Setting up environment for JEE development under Ubuntu/Debian

Last modification: 2013-10-23 (previous version)

In this article I'm going to collect short descriptions about how to rapidly set up base stuff for Java web-application development. Please note that you don't have to install each application mentioned here, one item from every content's section (see below) will probably be enough. Also in some sections you can find tabs with different ways of installation, usually it's installation from repository and installation from tarballs. Repository way is much easier, but might require more traffic and disk space, and vice versa for tarballs. Please select tabs that are more appropriate for you.

Personally I use Debian Wheezy, but I also tested material for this article under Ubuntu 12.04 and 13.10. I have Oracle JDK installed, use easier "repository way" for Ant and Maven, and tarball way for Tomcat.

Content

  1. JDK:
  2. Building Tools:
  3. Web & Application Servers:
  4. IDE:
  5. DBMS:
  6. How to change default JVM

JDK installation

Before it's too late I'd like to say that if you can't answer the question "What is JDK?", you probably better start from Java SE and postpone Java EE stuff.

Which JDK to choose? I noticed that most developers (including me) prefer Oracle JDK over OpenJDK, but I can't provide hard evidence why it's better, in general they're pretty much the same. So it's your choice which one to use.
* * * * *
Tasks to complete ->
**A)** List every entry in the Content list of the JEE setup guide.
**B)** Take the JEE setup guide further, picking up after its last sentence.
The material isn't needed for anything here.

Data shown ->
* * * * *
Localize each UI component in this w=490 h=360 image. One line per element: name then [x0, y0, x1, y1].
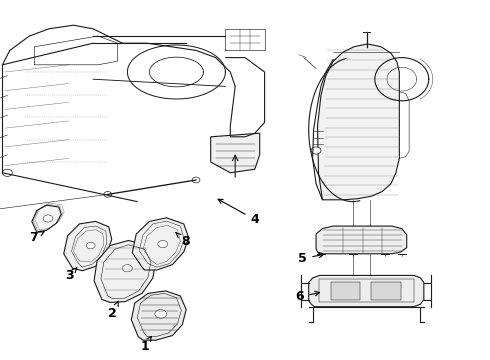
* * * * *
Answer list ->
**A)**
1. JDK
2. Building Tools
3. Web & Application Servers
4. IDE
5. DBMS
6. How to change default JVM

**B)**
Oracle JDK Installation

Automated Oracle JDK 7 installation script for major Linux distributions is provided in my article Install Oracle JDK 7 in 3 simple steps.

OpenJDK Installation

To install OpenJDK 7 execute the command in terminal*:

sudo apt-get install openjdk-7-jdk

To check if openJDK was installed fine execute following command:

java -version

If everything is good you will see something like

java version "1.7.0_25"
OpenJDK Runtime Environment (IcedTea 2.3.10) (7u25-2.3.10-1ubuntu0.12.04.2)
OpenJDK 64-Bit Server VM (build 23.7-b01, mixed mode)

If installation finished without errors, but a different version of JVM is shown, after installing other tools open this simple guide to change it to openjdk-7 version.

* If you are not using Ubuntu, and you don't know who are sudoers, please execute commands here as super user (root). For this type `su -` in terminal, and input root's password, you should know it. When you are done here please don't use that terminal, just close it. As super user you can skip typing sudo.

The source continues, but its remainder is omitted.